> **WORK INSTRUCTIONS**
Locate each line holding the string "ciclismo" and copy it.

> **THE RECORDS**
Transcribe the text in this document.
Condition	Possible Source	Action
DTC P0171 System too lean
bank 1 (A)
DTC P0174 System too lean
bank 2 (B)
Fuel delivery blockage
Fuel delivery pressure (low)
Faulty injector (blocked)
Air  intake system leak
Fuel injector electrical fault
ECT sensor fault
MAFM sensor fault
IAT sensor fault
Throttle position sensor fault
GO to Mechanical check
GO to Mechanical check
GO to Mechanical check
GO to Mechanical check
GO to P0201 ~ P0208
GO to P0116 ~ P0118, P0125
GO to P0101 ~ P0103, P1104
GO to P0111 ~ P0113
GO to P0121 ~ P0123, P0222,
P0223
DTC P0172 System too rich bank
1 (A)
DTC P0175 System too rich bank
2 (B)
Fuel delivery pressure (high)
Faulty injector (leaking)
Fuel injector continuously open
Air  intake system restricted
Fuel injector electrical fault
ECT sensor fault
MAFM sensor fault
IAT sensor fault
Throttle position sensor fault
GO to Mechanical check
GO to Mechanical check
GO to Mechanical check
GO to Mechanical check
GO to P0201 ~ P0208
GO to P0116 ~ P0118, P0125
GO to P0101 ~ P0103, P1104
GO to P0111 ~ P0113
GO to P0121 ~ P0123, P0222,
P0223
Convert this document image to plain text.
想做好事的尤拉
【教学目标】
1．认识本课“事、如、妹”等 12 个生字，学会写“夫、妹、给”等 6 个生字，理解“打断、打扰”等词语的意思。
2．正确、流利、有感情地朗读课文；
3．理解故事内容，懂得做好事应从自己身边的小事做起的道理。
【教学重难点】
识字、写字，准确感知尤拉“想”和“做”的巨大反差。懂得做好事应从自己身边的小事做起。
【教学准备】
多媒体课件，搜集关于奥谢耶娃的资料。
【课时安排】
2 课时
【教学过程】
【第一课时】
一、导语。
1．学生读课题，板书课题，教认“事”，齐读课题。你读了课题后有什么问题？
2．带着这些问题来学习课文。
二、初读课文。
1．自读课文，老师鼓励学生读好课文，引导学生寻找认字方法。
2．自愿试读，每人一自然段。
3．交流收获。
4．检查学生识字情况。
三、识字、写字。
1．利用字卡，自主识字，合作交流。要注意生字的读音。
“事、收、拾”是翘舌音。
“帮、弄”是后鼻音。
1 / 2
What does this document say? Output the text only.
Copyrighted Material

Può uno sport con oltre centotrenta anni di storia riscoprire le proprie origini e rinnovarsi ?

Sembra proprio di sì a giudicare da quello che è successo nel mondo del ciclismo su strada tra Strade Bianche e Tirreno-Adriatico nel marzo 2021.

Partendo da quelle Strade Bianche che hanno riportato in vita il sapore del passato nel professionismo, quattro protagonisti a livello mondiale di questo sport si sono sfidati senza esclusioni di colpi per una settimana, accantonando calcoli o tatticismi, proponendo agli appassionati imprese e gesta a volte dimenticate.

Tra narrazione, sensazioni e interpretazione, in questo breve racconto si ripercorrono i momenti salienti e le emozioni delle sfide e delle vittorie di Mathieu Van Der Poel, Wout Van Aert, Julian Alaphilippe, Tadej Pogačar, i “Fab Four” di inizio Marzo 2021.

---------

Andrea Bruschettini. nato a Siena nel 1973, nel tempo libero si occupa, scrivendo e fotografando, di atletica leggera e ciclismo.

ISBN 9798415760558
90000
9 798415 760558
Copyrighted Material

> **OUTPUT FOR THIS TASK**
Sembra proprio di sì a giudicare da quello che è successo nel mondo del ciclismo su strada tra Strade Bianche e Tirreno-Adriatico nel marzo 2021.
Andrea Bruschettini. nato a Siena nel 1973, nel tempo libero si occupa, scrivendo e fotografando, di atletica leggera e ciclismo.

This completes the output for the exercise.